WHAT IS BEING ASKED –
Show all lines holding the string "level".

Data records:
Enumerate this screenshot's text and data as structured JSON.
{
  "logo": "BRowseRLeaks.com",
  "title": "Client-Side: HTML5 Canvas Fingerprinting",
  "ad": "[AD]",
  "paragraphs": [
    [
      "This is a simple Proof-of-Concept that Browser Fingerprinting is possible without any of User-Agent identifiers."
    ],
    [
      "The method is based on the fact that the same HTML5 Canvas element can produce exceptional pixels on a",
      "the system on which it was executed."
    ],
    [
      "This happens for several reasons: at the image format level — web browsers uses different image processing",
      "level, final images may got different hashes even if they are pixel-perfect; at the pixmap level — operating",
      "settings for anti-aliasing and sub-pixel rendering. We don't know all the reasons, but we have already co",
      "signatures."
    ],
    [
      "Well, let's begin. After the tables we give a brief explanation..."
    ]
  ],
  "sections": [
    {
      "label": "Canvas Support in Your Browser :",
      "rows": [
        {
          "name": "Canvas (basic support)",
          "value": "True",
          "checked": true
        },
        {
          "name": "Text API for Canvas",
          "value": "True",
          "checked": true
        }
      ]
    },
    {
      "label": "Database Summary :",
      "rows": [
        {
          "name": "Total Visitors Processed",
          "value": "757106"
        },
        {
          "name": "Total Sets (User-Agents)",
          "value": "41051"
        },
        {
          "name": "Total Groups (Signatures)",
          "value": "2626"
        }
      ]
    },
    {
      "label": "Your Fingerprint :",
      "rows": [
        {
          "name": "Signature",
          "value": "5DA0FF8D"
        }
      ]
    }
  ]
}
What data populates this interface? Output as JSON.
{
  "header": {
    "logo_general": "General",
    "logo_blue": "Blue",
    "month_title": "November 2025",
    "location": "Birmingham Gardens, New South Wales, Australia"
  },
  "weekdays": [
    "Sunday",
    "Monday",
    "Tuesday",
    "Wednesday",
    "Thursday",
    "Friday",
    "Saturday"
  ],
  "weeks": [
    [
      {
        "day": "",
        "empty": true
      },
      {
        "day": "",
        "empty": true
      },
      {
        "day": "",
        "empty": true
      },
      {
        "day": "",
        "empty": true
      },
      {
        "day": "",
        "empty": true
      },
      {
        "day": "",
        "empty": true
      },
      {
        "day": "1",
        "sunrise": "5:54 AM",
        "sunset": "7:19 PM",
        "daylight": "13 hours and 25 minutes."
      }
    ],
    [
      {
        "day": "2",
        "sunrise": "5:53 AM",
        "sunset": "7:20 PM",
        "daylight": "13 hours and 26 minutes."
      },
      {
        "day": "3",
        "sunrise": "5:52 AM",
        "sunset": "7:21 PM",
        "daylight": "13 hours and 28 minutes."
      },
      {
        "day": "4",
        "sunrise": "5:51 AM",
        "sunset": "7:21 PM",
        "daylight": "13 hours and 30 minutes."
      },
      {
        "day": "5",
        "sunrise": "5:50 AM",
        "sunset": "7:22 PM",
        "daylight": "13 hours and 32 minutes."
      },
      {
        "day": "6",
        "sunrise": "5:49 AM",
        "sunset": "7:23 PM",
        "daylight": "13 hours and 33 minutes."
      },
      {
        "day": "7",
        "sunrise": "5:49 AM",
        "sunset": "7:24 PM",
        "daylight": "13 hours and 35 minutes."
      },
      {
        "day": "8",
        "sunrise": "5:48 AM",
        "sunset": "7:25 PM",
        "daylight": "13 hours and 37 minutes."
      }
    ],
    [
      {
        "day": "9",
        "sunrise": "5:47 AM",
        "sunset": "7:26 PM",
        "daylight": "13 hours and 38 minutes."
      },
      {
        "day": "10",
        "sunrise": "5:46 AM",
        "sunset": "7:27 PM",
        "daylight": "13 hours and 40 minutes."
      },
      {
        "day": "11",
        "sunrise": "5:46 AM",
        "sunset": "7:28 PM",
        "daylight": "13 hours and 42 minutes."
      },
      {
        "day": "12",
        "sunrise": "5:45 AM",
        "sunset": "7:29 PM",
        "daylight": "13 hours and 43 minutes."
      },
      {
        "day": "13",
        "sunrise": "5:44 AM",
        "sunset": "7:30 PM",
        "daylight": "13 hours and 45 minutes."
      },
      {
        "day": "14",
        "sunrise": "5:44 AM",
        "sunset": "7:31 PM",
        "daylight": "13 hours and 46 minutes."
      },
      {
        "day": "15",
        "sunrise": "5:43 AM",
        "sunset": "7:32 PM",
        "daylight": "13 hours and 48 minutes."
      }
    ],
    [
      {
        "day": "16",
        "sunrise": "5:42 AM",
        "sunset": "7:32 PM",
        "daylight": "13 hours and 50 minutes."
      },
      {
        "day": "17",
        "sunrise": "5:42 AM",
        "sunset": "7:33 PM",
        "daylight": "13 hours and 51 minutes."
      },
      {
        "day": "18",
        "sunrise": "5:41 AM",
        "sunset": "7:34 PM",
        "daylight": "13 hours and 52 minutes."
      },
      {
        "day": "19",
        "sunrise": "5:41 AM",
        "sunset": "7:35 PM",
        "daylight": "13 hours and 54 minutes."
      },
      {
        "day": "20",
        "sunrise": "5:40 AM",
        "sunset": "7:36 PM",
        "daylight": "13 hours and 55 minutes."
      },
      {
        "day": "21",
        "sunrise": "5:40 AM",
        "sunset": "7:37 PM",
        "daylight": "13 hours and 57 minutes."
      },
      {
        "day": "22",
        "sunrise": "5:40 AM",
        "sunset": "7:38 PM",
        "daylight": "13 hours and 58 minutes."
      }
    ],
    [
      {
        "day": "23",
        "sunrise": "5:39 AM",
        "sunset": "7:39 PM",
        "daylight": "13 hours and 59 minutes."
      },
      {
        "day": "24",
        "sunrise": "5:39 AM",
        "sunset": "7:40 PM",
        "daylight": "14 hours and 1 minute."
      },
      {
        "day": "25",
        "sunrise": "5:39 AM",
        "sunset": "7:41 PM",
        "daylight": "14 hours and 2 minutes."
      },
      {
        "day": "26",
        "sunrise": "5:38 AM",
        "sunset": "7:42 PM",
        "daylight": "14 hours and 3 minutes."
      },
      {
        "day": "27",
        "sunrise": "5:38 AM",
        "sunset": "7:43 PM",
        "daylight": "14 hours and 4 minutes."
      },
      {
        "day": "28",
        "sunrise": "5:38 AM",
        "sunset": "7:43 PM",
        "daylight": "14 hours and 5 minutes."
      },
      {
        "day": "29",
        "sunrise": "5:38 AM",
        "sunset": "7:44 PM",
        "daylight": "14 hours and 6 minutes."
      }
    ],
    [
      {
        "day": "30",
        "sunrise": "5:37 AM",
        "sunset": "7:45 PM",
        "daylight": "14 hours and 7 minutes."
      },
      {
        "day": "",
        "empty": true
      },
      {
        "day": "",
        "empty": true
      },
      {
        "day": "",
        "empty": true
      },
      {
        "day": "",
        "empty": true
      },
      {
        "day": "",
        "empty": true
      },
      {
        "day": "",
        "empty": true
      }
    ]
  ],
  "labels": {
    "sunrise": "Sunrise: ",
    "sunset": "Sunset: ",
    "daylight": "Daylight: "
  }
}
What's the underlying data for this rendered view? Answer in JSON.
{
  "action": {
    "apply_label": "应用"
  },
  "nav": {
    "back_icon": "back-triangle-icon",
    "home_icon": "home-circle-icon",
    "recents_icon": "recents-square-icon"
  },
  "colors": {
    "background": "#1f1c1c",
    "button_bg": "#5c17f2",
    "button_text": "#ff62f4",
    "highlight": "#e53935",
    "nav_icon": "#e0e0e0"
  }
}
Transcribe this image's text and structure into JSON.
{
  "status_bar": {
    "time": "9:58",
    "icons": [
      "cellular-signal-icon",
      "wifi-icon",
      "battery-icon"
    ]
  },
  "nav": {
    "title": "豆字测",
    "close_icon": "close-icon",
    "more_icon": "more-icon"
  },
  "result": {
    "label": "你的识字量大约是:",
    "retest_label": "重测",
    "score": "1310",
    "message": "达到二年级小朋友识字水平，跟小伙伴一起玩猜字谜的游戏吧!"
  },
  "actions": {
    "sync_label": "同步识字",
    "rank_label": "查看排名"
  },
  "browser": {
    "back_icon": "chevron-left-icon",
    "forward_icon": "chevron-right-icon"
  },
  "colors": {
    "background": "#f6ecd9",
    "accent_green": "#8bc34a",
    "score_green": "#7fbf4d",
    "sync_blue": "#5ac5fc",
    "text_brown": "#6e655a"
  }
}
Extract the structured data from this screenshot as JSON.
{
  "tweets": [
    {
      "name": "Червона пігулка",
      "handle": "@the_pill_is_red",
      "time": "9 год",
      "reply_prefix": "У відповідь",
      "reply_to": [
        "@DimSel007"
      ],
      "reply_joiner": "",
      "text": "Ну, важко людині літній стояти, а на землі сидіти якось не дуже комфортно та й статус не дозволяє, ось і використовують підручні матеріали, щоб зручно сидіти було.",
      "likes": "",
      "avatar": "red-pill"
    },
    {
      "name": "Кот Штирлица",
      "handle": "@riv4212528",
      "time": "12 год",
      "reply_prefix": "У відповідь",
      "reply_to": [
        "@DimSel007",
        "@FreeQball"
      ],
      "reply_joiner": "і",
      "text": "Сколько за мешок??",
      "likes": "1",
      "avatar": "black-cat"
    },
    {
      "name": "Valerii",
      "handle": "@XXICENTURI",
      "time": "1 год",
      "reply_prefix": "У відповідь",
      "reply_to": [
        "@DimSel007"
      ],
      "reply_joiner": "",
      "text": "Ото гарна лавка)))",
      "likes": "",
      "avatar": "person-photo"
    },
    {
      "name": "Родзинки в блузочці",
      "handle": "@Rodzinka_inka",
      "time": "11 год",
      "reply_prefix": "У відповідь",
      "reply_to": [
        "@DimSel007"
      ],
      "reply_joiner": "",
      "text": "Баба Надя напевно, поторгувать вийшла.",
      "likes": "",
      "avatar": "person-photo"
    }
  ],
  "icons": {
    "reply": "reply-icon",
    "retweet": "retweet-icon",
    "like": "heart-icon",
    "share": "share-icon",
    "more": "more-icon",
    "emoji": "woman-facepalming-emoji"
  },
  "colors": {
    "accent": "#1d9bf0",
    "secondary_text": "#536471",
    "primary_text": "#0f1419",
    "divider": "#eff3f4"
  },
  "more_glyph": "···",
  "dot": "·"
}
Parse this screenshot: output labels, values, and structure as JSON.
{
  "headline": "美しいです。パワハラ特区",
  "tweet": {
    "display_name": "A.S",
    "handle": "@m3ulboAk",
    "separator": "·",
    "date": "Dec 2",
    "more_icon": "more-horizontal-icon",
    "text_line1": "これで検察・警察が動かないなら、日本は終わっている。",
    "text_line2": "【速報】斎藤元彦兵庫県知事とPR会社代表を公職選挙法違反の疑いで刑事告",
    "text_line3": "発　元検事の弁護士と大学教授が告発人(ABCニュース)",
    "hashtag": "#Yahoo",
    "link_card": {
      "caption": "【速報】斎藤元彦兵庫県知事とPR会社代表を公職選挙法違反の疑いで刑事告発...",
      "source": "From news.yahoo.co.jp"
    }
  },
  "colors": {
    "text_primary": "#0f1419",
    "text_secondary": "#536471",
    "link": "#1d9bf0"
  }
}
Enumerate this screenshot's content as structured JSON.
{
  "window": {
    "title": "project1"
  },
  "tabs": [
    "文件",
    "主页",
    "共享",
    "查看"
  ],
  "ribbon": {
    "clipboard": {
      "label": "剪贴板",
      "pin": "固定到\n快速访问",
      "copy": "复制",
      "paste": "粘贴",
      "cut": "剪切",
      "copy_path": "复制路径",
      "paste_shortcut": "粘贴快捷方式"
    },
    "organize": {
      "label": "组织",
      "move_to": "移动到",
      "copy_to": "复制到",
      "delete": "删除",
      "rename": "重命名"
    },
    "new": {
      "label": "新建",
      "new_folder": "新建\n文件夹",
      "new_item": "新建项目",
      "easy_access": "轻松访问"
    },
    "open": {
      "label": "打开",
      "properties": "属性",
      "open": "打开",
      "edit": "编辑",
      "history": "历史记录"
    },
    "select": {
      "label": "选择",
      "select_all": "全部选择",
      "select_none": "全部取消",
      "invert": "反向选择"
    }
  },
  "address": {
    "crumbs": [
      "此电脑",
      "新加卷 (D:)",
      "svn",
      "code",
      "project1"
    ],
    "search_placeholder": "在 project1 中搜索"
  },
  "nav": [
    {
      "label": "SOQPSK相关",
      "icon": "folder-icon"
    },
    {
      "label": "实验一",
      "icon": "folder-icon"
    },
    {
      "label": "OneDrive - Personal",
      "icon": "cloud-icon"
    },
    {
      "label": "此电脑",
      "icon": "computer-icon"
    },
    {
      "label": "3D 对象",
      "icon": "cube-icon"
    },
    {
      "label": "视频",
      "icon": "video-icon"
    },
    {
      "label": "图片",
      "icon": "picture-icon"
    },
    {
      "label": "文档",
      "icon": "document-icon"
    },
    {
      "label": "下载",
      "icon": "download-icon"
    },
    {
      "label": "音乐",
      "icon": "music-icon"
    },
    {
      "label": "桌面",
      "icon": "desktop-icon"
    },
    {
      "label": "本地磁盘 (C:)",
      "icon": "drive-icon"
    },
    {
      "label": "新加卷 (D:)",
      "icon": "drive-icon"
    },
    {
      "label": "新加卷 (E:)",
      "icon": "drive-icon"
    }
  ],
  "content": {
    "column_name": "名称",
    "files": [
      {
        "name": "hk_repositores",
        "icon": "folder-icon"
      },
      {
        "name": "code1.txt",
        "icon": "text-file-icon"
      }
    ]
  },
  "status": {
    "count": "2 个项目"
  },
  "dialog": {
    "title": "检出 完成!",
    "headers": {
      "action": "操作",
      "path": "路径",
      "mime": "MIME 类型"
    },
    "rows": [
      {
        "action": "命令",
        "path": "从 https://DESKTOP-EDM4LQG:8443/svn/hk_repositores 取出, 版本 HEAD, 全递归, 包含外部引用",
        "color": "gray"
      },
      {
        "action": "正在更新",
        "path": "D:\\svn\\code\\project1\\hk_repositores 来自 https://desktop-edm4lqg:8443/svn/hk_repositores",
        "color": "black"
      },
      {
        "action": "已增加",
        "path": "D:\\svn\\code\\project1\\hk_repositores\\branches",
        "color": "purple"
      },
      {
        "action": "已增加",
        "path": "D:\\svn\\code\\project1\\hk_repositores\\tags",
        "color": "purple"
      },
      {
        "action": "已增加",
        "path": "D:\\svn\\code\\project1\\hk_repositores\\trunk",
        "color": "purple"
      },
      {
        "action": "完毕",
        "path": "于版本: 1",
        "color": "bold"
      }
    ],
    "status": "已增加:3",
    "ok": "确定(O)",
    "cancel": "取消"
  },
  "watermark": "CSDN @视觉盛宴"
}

RESULT –
      "This happens for several reasons: at the image format level — web browsers uses different image processing",
      "level, final images may got different hashes even if they are pixel-perfect; at the pixmap level — operating",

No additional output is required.